What the task requires: Pick out all lines in the listing holding the string "Translation" and copy them.

--- START OF Record extracts ---

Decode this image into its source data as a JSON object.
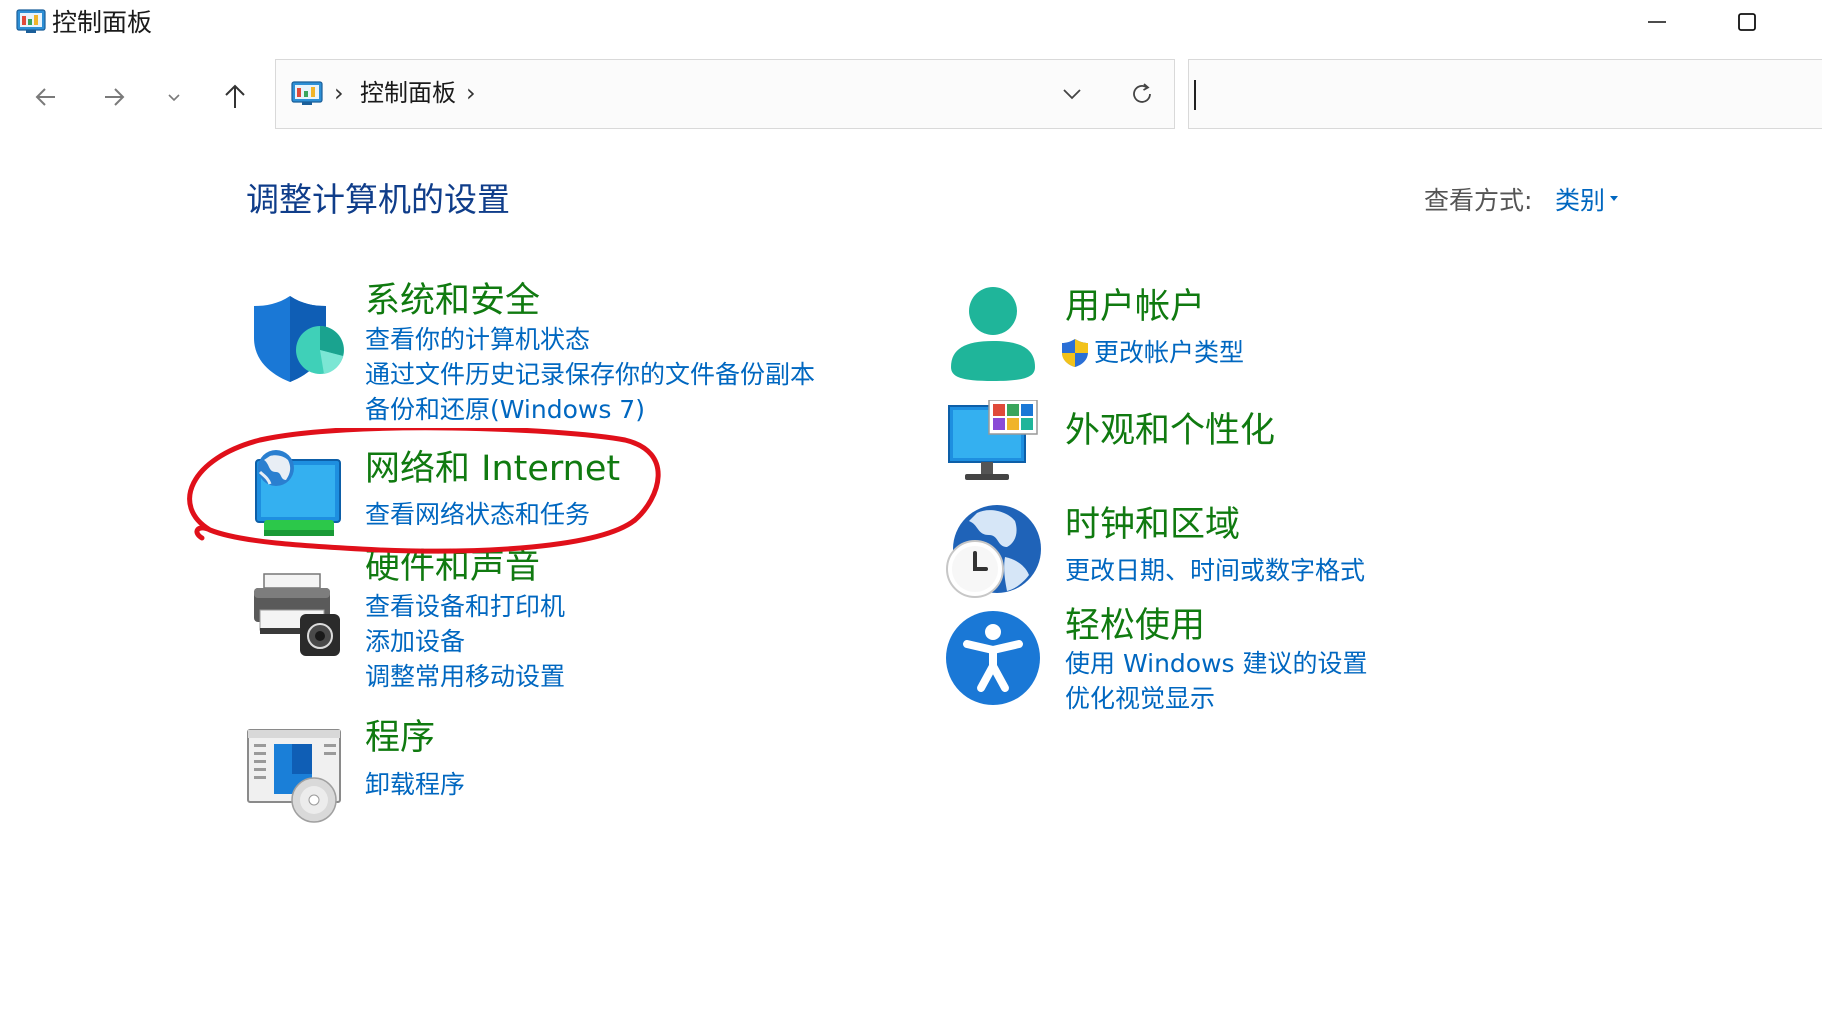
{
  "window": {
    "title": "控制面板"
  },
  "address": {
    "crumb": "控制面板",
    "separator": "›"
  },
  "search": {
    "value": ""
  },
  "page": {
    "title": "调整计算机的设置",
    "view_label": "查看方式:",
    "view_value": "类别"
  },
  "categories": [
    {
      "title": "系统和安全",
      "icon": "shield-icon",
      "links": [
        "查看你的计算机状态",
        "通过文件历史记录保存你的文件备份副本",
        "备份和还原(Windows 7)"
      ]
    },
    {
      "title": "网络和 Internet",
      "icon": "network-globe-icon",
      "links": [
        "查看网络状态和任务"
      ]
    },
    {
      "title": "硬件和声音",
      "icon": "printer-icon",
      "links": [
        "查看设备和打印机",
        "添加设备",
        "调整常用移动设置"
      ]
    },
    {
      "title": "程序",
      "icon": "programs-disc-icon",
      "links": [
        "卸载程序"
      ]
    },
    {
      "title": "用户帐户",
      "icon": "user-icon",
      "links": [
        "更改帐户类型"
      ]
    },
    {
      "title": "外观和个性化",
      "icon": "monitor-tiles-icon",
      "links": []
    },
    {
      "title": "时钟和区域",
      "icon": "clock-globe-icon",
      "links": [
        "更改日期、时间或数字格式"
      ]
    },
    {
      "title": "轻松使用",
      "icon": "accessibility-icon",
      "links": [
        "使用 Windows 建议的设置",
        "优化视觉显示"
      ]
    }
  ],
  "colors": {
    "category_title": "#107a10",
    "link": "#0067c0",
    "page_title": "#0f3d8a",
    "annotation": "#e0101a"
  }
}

--- END OF Record extracts ---
--- START OF Record extracts ---

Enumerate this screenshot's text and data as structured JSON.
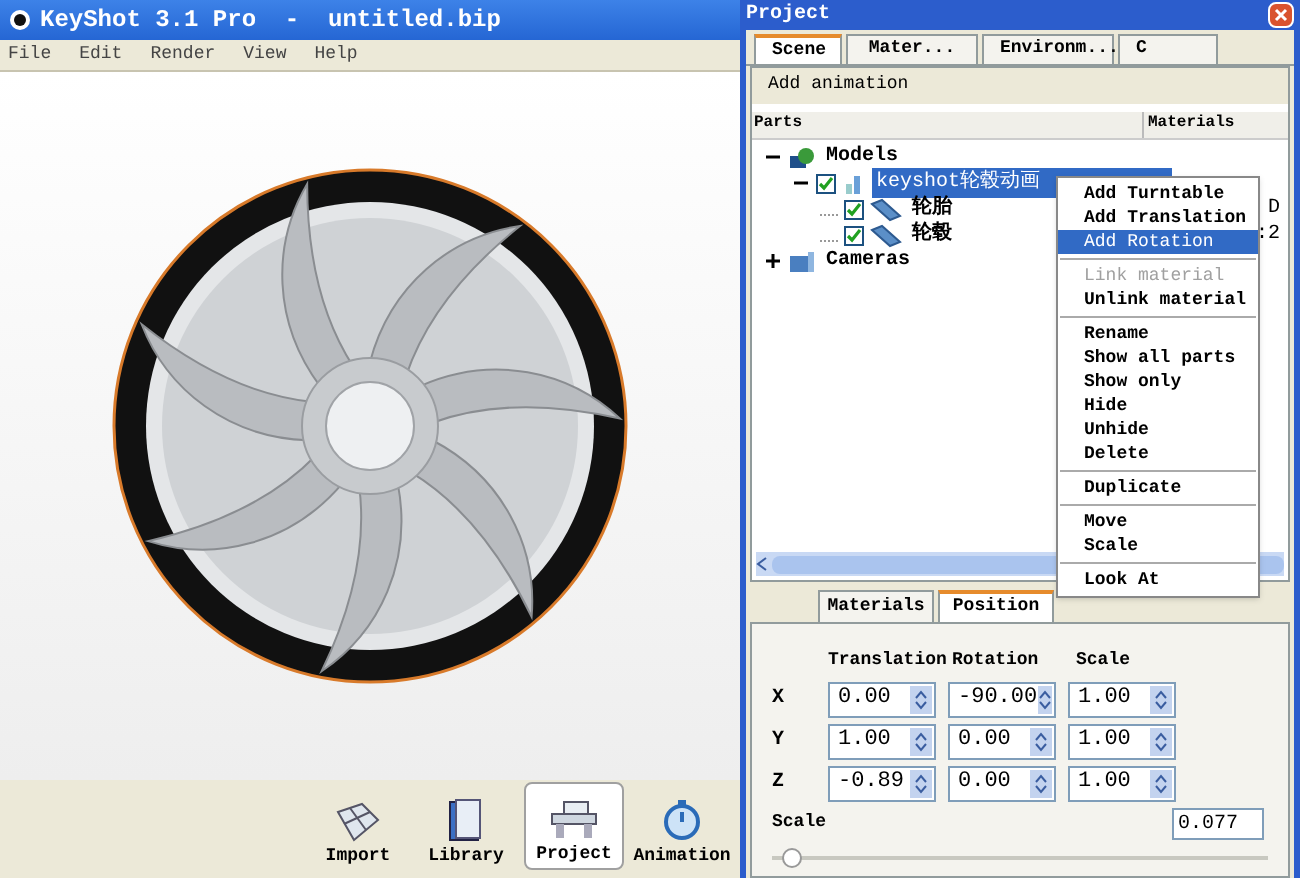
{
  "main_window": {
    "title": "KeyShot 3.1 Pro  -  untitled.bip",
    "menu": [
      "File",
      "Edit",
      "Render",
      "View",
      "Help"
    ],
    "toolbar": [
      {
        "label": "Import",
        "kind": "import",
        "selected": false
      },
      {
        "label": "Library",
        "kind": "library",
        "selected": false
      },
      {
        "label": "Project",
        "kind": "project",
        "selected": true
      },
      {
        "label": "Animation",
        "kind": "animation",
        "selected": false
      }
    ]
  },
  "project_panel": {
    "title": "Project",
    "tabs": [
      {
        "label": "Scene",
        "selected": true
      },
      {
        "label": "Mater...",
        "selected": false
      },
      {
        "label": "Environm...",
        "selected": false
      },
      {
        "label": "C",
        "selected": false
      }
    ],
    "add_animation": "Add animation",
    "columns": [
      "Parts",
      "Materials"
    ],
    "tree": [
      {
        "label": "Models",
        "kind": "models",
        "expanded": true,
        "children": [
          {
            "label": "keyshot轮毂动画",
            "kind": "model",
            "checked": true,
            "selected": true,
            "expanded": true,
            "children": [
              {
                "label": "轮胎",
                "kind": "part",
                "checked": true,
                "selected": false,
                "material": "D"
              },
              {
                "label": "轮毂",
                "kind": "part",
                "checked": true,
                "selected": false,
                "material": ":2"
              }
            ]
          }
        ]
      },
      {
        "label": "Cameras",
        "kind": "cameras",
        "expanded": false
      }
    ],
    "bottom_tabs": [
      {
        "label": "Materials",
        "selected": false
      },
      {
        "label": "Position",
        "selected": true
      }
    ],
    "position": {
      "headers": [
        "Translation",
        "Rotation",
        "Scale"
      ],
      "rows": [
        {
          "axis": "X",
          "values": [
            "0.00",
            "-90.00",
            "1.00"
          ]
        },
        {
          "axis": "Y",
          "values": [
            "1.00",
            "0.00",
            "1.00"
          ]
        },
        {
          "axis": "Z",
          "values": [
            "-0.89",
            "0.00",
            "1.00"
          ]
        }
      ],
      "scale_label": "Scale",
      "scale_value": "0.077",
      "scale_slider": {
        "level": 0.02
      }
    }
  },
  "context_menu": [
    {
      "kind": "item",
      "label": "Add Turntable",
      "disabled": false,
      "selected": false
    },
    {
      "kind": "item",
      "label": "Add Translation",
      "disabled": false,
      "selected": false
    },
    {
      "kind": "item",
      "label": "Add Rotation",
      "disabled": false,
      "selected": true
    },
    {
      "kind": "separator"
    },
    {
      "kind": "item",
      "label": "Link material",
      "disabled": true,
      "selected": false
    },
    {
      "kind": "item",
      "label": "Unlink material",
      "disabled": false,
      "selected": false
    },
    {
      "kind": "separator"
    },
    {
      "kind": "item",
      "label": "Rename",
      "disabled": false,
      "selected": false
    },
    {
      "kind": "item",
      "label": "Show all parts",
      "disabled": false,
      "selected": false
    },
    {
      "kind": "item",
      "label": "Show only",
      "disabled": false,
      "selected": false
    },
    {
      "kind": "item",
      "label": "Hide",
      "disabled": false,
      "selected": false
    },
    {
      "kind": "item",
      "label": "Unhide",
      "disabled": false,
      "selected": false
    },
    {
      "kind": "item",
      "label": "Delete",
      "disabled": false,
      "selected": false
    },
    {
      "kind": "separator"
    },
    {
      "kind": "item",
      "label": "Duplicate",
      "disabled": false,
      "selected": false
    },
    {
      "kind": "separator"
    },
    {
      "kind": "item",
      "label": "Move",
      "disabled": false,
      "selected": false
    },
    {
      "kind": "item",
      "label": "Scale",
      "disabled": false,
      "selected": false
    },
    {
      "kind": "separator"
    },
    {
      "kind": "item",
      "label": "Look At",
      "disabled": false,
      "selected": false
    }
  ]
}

--- END OF Record extracts ---

Complete answer:
        "Translation",
      "label": "Add Translation",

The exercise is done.